Short problem: Extract each line of the material that follows exactly and omit its pictures.

# Recorded information start

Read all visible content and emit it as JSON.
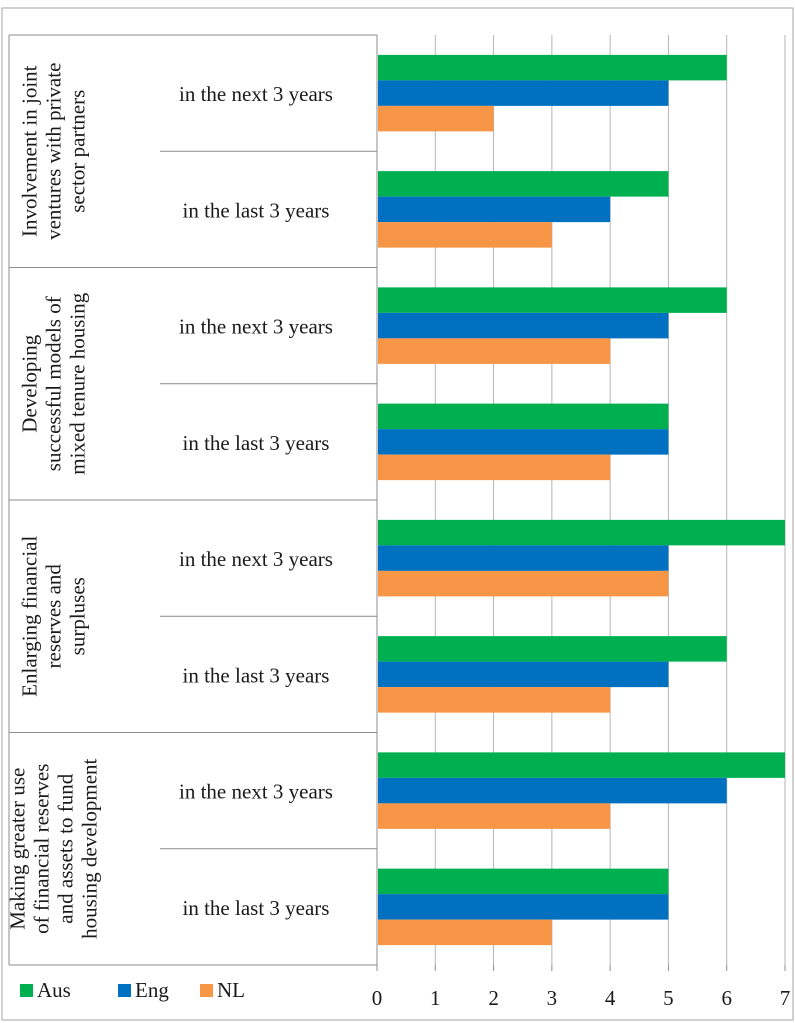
{
  "chart_data": {
    "type": "bar",
    "orientation": "horizontal",
    "xlim": [
      0,
      7
    ],
    "xticks": [
      "0",
      "1",
      "2",
      "3",
      "4",
      "5",
      "6",
      "7"
    ],
    "grid": true,
    "legend_position": "bottom-left",
    "groups": [
      {
        "label": "Involvement in joint ventures with private sector partners",
        "label_lines": [
          "Involvement in joint",
          "ventures with private",
          "sector partners"
        ],
        "subcategories": [
          "in the next 3 years",
          "in the last 3 years"
        ]
      },
      {
        "label": "Developing successful models of mixed tenure housing",
        "label_lines": [
          "Developing",
          "successful models of",
          "mixed tenure housing"
        ],
        "subcategories": [
          "in the next 3 years",
          "in the last 3 years"
        ]
      },
      {
        "label": "Enlarging financial reserves and surpluses",
        "label_lines": [
          "Enlarging financial",
          "reserves and",
          "surpluses"
        ],
        "subcategories": [
          "in the next 3 years",
          "in the last 3 years"
        ]
      },
      {
        "label": "Making greater use of financial reserves and assets to fund housing development",
        "label_lines": [
          "Making greater use",
          "of financial reserves",
          "and assets to fund",
          "housing development"
        ],
        "subcategories": [
          "in the next 3 years",
          "in the last 3 years"
        ]
      }
    ],
    "series": [
      {
        "name": "Aus",
        "color": "#00b050",
        "values": [
          6,
          5,
          6,
          5,
          7,
          6,
          7,
          5
        ]
      },
      {
        "name": "Eng",
        "color": "#0070c0",
        "values": [
          5,
          4,
          5,
          5,
          5,
          5,
          6,
          5
        ]
      },
      {
        "name": "NL",
        "color": "#f79646",
        "values": [
          2,
          3,
          4,
          4,
          5,
          4,
          4,
          3
        ]
      }
    ]
  }
}
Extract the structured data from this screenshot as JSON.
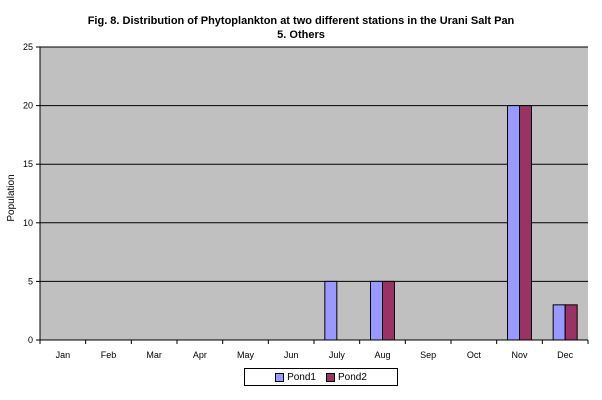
{
  "chart_data": {
    "type": "bar",
    "title": "Fig. 8. Distribution of Phytoplankton at two different stations in the Urani Salt Pan",
    "subtitle": "5. Others",
    "xlabel": "",
    "ylabel": "Population",
    "ylim": [
      0,
      25
    ],
    "yticks": [
      0,
      5,
      10,
      15,
      20,
      25
    ],
    "grid": true,
    "legend_position": "bottom",
    "categories": [
      "Jan",
      "Feb",
      "Mar",
      "Apr",
      "May",
      "Jun",
      "July",
      "Aug",
      "Sep",
      "Oct",
      "Nov",
      "Dec"
    ],
    "series": [
      {
        "name": "Pond1",
        "color": "#9999ff",
        "values": [
          0,
          0,
          0,
          0,
          0,
          0,
          5,
          5,
          0,
          0,
          20,
          3
        ]
      },
      {
        "name": "Pond2",
        "color": "#993366",
        "values": [
          0,
          0,
          0,
          0,
          0,
          0,
          0,
          5,
          0,
          0,
          20,
          3
        ]
      }
    ],
    "plot_background": "#c0c0c0"
  }
}
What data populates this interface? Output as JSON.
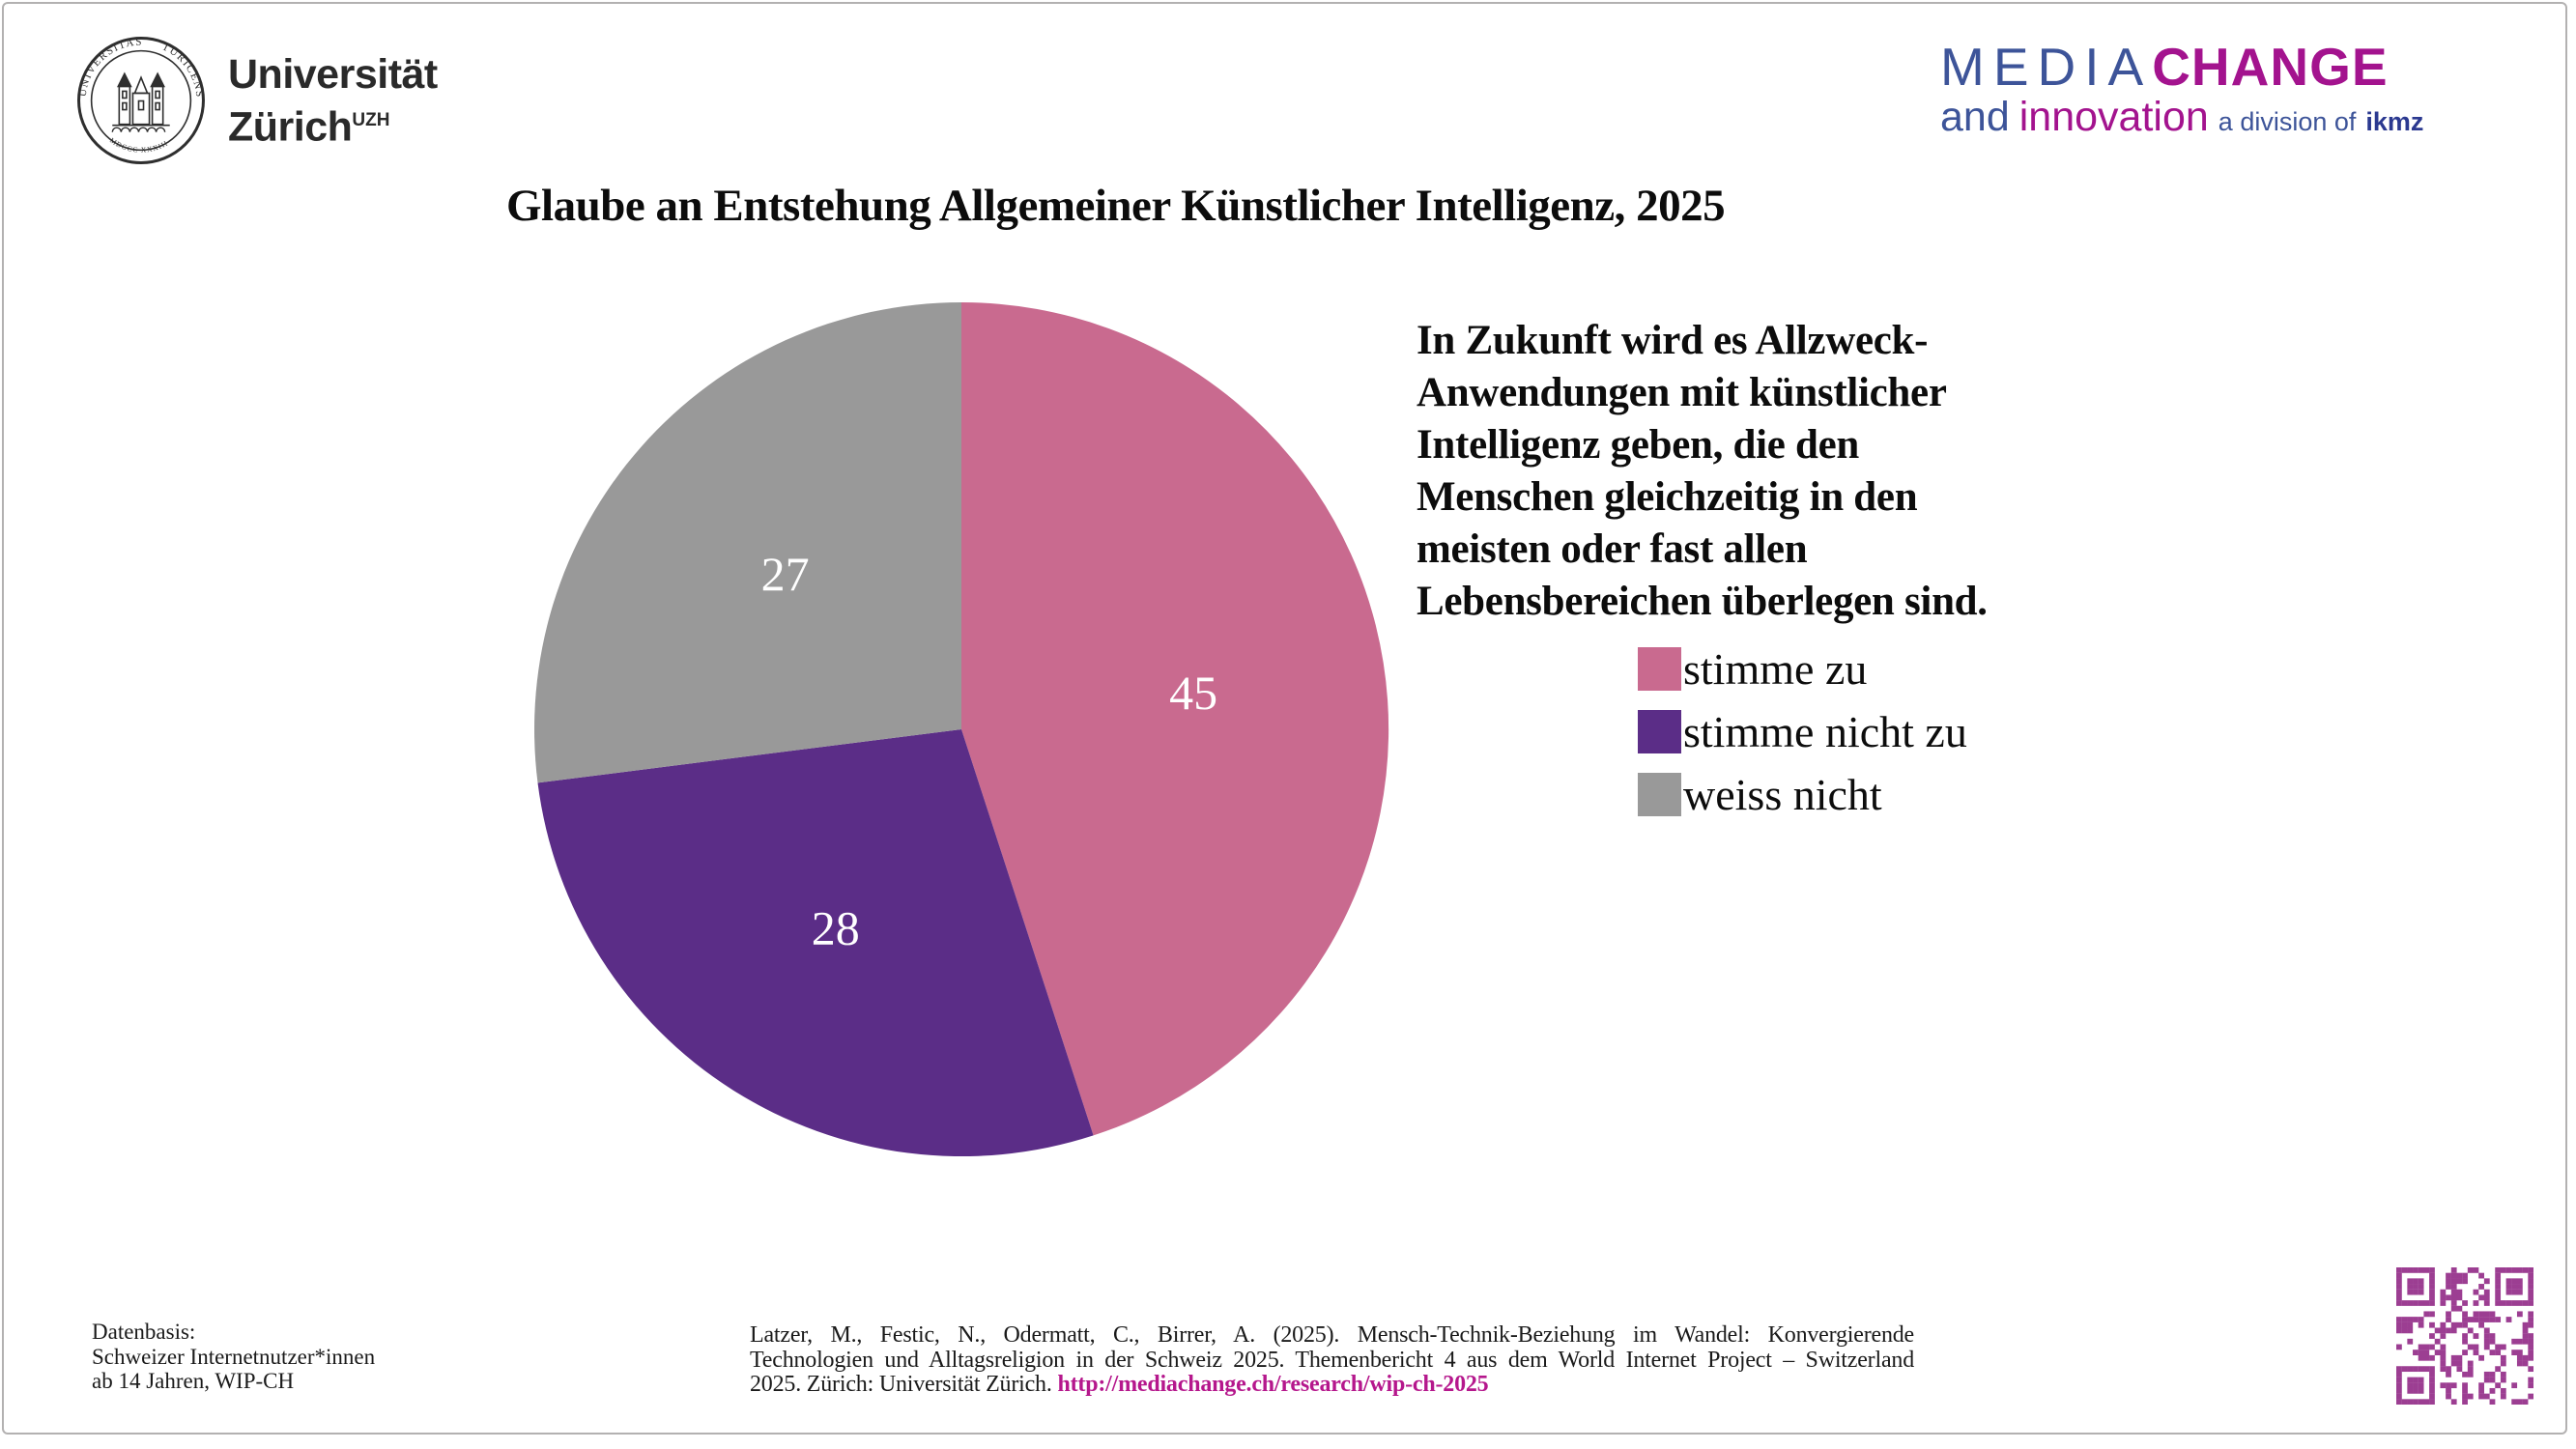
{
  "header": {
    "uzh": {
      "wordmark_line1": "Universität",
      "wordmark_line2": "Zürich",
      "wordmark_sup": "UZH",
      "seal_word_left": "UNIVERSITAS",
      "seal_word_right": "TURICENSIS",
      "seal_bottom": "MDCCC  XXXIII"
    },
    "mediachange": {
      "media": "MEDIA",
      "change": "CHANGE",
      "and": "and",
      "innovation": "innovation",
      "division": "a division of",
      "ikmz": "ikmz",
      "blue": "#3d5499",
      "magenta": "#a3138e",
      "ikmz_blue": "#2b3990"
    }
  },
  "title": "Glaube an Entstehung Allgemeiner Künstlicher Intelligenz, 2025",
  "chart_data": {
    "type": "pie",
    "title": "Glaube an Entstehung Allgemeiner Künstlicher Intelligenz, 2025",
    "labels": [
      "stimme zu",
      "stimme nicht zu",
      "weiss nicht"
    ],
    "values": [
      45,
      28,
      27
    ],
    "unit": "percent",
    "colors": [
      "#c96a8f",
      "#5b2d87",
      "#999999"
    ],
    "start_angle_deg": 0,
    "direction": "clockwise",
    "value_label_color": "#ffffff",
    "legend_position": "right"
  },
  "question": {
    "lines": [
      "In Zukunft wird es Allzweck-",
      "Anwendungen mit künstlicher",
      "Intelligenz geben, die den",
      "Menschen gleichzeitig in den",
      "meisten oder fast allen",
      "Lebensbereichen überlegen sind."
    ]
  },
  "legend": {
    "items": [
      {
        "label": "stimme zu"
      },
      {
        "label": "stimme nicht zu"
      },
      {
        "label": "weiss nicht"
      }
    ]
  },
  "footer": {
    "datenbasis": {
      "line1": "Datenbasis:",
      "line2": "Schweizer Internetnutzer*innen",
      "line3": "ab 14 Jahren, WIP-CH"
    },
    "citation": {
      "line1": "Latzer, M., Festic, N., Odermatt, C., Birrer, A. (2025). Mensch-Technik-Beziehung im Wandel: Konvergierende",
      "line2": "Technologien und Alltagsreligion in der Schweiz 2025. Themenbericht 4 aus dem World Internet Project – Switzerland",
      "line3_prefix": "2025. Zürich: Universität Zürich. ",
      "link_text": "http://mediachange.ch/research/wip-ch-2025",
      "link_color": "#b5178c"
    }
  },
  "qr": {
    "color": "#9c3e92"
  }
}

# Recorded information end

Response below:
Read all visible content and emit it as JSON.
{
  "chart_data": {
    "type": "bar",
    "orientation": "horizontal",
    "xlim": [
      0,
      7
    ],
    "xticks": [
      "0",
      "1",
      "2",
      "3",
      "4",
      "5",
      "6",
      "7"
    ],
    "grid": true,
    "legend_position": "bottom-left",
    "groups": [
      {
        "label": "Involvement in joint ventures with private sector partners",
        "label_lines": [
          "Involvement in joint",
          "ventures with private",
          "sector partners"
        ],
        "subcategories": [
          "in the next 3 years",
          "in the last 3 years"
        ]
      },
      {
        "label": "Developing successful models of mixed tenure housing",
        "label_lines": [
          "Developing",
          "successful models of",
          "mixed tenure housing"
        ],
        "subcategories": [
          "in the next 3 years",
          "in the last 3 years"
        ]
      },
      {
        "label": "Enlarging financial reserves and surpluses",
        "label_lines": [
          "Enlarging financial",
          "reserves and",
          "surpluses"
        ],
        "subcategories": [
          "in the next 3 years",
          "in the last 3 years"
        ]
      },
      {
        "label": "Making greater use of financial reserves and assets to fund housing development",
        "label_lines": [
          "Making greater use",
          "of financial reserves",
          "and assets to fund",
          "housing development"
        ],
        "subcategories": [
          "in the next 3 years",
          "in the last 3 years"
        ]
      }
    ],
    "series": [
      {
        "name": "Aus",
        "color": "#00b050",
        "values": [
          6,
          5,
          6,
          5,
          7,
          6,
          7,
          5
        ]
      },
      {
        "name": "Eng",
        "color": "#0070c0",
        "values": [
          5,
          4,
          5,
          5,
          5,
          5,
          6,
          5
        ]
      },
      {
        "name": "NL",
        "color": "#f79646",
        "values": [
          2,
          3,
          4,
          4,
          5,
          4,
          4,
          3
        ]
      }
    ]
  }
}
Extract the structured data from this screenshot as JSON.
{
  "chart_data": {
    "type": "bar",
    "title": "Fig. 8. Distribution of Phytoplankton at two different stations in the Urani Salt Pan",
    "subtitle": "5. Others",
    "xlabel": "",
    "ylabel": "Population",
    "ylim": [
      0,
      25
    ],
    "yticks": [
      0,
      5,
      10,
      15,
      20,
      25
    ],
    "grid": true,
    "legend_position": "bottom",
    "categories": [
      "Jan",
      "Feb",
      "Mar",
      "Apr",
      "May",
      "Jun",
      "July",
      "Aug",
      "Sep",
      "Oct",
      "Nov",
      "Dec"
    ],
    "series": [
      {
        "name": "Pond1",
        "color": "#9999ff",
        "values": [
          0,
          0,
          0,
          0,
          0,
          0,
          5,
          5,
          0,
          0,
          20,
          3
        ]
      },
      {
        "name": "Pond2",
        "color": "#993366",
        "values": [
          0,
          0,
          0,
          0,
          0,
          0,
          0,
          5,
          0,
          0,
          20,
          3
        ]
      }
    ],
    "plot_background": "#c0c0c0"
  }
}
What data populates this interface? Output as JSON.
{
  "header": {
    "uzh": {
      "wordmark_line1": "Universität",
      "wordmark_line2": "Zürich",
      "wordmark_sup": "UZH",
      "seal_word_left": "UNIVERSITAS",
      "seal_word_right": "TURICENSIS",
      "seal_bottom": "MDCCC  XXXIII"
    },
    "mediachange": {
      "media": "MEDIA",
      "change": "CHANGE",
      "and": "and",
      "innovation": "innovation",
      "division": "a division of",
      "ikmz": "ikmz",
      "blue": "#3d5499",
      "magenta": "#a3138e",
      "ikmz_blue": "#2b3990"
    }
  },
  "title": "Glaube an Entstehung Allgemeiner Künstlicher Intelligenz, 2025",
  "chart_data": {
    "type": "pie",
    "title": "Glaube an Entstehung Allgemeiner Künstlicher Intelligenz, 2025",
    "labels": [
      "stimme zu",
      "stimme nicht zu",
      "weiss nicht"
    ],
    "values": [
      45,
      28,
      27
    ],
    "unit": "percent",
    "colors": [
      "#c96a8f",
      "#5b2d87",
      "#999999"
    ],
    "start_angle_deg": 0,
    "direction": "clockwise",
    "value_label_color": "#ffffff",
    "legend_position": "right"
  },
  "question": {
    "lines": [
      "In Zukunft wird es Allzweck-",
      "Anwendungen mit künstlicher",
      "Intelligenz geben, die den",
      "Menschen gleichzeitig in den",
      "meisten oder fast allen",
      "Lebensbereichen überlegen sind."
    ]
  },
  "legend": {
    "items": [
      {
        "label": "stimme zu"
      },
      {
        "label": "stimme nicht zu"
      },
      {
        "label": "weiss nicht"
      }
    ]
  },
  "footer": {
    "datenbasis": {
      "line1": "Datenbasis:",
      "line2": "Schweizer Internetnutzer*innen",
      "line3": "ab 14 Jahren, WIP-CH"
    },
    "citation": {
      "line1": "Latzer, M., Festic, N., Odermatt, C., Birrer, A. (2025). Mensch-Technik-Beziehung im Wandel: Konvergierende",
      "line2": "Technologien und Alltagsreligion in der Schweiz 2025. Themenbericht 4 aus dem World Internet Project – Switzerland",
      "line3_prefix": "2025. Zürich: Universität Zürich. ",
      "link_text": "http://mediachange.ch/research/wip-ch-2025",
      "link_color": "#b5178c"
    }
  },
  "qr": {
    "color": "#9c3e92"
  }
}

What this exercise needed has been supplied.